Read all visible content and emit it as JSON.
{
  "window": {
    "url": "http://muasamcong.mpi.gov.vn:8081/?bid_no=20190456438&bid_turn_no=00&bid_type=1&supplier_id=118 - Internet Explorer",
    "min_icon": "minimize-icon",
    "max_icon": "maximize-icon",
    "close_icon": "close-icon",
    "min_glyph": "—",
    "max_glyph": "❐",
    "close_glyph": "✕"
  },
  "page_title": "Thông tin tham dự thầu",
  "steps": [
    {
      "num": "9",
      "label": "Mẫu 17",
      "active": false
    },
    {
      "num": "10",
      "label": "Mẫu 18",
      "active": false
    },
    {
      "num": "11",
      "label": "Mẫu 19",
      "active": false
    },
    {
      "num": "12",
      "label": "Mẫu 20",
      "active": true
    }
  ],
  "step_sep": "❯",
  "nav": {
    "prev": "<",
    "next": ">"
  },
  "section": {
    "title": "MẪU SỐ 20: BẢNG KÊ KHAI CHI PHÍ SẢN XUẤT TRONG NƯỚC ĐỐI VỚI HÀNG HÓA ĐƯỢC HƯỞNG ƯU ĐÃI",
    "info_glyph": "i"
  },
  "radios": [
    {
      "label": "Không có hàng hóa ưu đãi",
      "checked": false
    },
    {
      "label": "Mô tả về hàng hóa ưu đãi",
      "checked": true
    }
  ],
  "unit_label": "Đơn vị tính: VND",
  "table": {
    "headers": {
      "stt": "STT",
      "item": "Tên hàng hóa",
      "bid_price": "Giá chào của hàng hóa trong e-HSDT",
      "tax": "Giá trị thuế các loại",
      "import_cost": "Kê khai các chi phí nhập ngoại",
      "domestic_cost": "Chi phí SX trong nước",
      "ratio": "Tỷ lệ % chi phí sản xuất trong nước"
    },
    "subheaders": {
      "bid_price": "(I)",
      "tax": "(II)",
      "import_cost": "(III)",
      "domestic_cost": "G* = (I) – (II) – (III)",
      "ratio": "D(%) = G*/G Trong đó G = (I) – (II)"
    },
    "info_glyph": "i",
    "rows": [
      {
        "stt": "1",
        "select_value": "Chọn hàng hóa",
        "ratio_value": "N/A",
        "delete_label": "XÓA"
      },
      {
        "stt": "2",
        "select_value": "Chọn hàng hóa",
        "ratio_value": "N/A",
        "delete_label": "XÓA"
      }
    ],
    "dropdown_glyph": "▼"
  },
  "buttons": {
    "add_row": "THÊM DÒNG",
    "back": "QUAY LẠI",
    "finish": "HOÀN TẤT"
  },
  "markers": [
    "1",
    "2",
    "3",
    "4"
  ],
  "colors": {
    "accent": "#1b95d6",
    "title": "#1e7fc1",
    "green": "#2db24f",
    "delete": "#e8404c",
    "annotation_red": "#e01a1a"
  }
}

══════════

* [Written exercise] Which lines in the data above contain "icon"? Show each one.

* [Result of the task]
    "min_icon": "minimize-icon",
    "max_icon": "maximize-icon",
    "close_icon": "close-icon",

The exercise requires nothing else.